» **Instruction**
In the records below, pick out all lines containing the word "Kamila".

========================================================================

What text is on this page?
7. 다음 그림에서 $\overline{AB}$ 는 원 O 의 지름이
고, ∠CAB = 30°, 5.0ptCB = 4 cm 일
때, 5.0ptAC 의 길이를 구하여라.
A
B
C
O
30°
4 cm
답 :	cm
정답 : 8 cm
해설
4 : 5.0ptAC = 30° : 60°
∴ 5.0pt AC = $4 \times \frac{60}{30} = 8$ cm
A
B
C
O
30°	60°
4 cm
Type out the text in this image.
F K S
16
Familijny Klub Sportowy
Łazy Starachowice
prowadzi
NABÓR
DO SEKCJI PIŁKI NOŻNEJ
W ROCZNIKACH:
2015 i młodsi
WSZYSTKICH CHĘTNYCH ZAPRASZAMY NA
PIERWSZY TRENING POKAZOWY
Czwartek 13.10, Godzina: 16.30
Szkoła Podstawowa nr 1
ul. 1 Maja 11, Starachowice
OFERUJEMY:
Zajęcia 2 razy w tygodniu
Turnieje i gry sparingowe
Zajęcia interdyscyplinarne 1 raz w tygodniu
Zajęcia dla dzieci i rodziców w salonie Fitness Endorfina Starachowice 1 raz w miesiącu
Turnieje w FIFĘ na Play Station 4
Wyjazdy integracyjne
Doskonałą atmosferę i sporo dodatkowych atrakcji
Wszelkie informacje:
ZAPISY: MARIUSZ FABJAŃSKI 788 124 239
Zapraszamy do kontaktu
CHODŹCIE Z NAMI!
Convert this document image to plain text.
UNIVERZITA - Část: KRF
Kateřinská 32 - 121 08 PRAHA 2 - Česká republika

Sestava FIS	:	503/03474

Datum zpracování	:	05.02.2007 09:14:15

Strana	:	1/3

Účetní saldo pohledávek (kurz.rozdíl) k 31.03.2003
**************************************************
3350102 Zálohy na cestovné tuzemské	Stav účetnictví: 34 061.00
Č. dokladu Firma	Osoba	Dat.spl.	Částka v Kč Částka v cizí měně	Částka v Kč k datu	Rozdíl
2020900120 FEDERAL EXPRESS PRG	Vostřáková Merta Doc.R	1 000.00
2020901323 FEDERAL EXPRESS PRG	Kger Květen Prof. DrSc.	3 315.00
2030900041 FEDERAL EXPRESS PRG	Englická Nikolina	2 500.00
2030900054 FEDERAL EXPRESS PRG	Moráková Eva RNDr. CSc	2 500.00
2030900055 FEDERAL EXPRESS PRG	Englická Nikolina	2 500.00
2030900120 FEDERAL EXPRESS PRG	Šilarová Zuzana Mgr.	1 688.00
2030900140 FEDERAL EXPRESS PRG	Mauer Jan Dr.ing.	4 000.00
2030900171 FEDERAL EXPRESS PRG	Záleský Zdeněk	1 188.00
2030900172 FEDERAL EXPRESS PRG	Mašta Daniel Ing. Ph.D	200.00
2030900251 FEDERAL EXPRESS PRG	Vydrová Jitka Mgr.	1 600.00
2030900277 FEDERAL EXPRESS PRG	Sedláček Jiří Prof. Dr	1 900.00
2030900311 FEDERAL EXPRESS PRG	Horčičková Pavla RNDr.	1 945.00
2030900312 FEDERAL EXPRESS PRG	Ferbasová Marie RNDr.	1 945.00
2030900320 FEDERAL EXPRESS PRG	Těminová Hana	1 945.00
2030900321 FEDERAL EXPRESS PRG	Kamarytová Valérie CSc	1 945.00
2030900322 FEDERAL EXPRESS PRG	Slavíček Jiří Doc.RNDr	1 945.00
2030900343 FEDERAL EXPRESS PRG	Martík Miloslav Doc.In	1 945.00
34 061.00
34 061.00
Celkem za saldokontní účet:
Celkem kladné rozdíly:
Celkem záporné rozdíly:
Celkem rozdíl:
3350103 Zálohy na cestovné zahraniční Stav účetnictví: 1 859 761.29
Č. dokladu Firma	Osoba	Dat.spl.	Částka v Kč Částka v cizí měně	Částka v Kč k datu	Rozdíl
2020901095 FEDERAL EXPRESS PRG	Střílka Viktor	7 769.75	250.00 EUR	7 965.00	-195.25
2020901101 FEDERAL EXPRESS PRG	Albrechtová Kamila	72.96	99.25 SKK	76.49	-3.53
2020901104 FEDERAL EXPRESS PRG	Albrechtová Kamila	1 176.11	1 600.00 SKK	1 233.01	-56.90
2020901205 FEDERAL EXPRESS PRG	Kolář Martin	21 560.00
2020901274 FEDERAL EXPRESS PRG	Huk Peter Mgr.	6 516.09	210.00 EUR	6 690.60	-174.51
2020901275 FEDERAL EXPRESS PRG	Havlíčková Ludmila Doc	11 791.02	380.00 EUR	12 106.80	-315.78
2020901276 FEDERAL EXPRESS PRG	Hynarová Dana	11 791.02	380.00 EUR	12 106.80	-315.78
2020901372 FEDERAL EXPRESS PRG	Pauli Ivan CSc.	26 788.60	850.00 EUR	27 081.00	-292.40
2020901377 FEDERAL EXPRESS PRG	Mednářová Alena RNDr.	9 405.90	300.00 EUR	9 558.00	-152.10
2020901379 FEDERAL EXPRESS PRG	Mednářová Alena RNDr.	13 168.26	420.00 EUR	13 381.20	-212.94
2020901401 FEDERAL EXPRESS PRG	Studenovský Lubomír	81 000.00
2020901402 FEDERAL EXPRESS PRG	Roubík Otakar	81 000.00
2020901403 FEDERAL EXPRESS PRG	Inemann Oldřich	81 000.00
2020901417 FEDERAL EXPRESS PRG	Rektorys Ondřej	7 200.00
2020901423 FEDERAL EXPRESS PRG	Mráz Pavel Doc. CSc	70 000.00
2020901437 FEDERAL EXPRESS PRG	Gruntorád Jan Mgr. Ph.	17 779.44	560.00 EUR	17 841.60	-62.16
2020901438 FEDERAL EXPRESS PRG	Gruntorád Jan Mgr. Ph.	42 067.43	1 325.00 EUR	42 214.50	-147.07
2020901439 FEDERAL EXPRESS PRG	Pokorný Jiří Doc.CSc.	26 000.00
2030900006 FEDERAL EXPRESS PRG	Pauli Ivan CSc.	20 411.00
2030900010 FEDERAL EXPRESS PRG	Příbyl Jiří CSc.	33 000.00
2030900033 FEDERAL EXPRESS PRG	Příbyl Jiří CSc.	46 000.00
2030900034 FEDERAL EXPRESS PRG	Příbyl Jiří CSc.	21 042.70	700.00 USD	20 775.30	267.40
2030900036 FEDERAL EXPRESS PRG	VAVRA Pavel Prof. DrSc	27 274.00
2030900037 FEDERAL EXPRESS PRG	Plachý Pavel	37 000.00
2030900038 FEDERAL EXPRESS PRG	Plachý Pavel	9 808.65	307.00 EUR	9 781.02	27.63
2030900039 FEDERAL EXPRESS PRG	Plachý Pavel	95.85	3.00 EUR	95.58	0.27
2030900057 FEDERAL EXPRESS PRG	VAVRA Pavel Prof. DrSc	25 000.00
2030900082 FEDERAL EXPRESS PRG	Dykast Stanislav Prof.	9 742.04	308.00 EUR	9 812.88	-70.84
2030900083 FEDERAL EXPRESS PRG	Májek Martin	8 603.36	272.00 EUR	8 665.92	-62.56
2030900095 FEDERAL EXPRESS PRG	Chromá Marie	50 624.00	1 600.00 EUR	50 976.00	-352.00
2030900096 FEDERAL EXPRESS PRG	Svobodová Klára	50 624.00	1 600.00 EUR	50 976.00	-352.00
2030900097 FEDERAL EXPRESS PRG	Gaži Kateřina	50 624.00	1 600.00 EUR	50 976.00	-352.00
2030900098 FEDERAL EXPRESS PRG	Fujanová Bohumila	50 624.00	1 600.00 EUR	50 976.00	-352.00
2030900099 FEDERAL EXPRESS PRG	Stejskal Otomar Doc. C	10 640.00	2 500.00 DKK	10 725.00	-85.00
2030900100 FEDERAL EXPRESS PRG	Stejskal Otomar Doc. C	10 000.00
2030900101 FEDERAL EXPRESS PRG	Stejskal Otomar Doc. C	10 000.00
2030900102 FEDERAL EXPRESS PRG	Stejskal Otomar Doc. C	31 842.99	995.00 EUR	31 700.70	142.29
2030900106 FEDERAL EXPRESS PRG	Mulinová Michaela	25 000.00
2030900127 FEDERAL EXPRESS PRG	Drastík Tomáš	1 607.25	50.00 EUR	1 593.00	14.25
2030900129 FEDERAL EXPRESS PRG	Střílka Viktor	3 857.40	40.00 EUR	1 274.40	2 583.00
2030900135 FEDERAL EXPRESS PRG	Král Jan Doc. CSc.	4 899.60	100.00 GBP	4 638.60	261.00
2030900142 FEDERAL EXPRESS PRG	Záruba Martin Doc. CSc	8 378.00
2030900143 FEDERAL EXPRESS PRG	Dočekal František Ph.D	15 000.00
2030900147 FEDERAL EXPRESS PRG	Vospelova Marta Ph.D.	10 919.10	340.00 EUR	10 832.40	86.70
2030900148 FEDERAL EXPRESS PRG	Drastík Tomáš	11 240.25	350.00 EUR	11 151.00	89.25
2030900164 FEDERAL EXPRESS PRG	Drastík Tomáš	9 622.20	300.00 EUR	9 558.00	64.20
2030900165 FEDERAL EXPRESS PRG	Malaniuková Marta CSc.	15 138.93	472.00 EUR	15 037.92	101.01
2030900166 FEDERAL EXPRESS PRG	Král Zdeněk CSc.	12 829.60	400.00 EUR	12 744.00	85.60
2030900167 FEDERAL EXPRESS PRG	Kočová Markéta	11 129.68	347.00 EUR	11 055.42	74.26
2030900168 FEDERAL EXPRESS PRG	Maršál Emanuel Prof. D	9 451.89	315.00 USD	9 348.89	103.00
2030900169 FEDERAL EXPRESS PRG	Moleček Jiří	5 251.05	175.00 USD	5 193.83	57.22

========================================================================

» **Response to this exercise**
2020901101 FEDERAL EXPRESS PRG	Albrechtová Kamila	72.96	99.25 SKK	76.49	-3.53
2020901104 FEDERAL EXPRESS PRG	Albrechtová Kamila	1 176.11	1 600.00 SKK	1 233.01	-56.90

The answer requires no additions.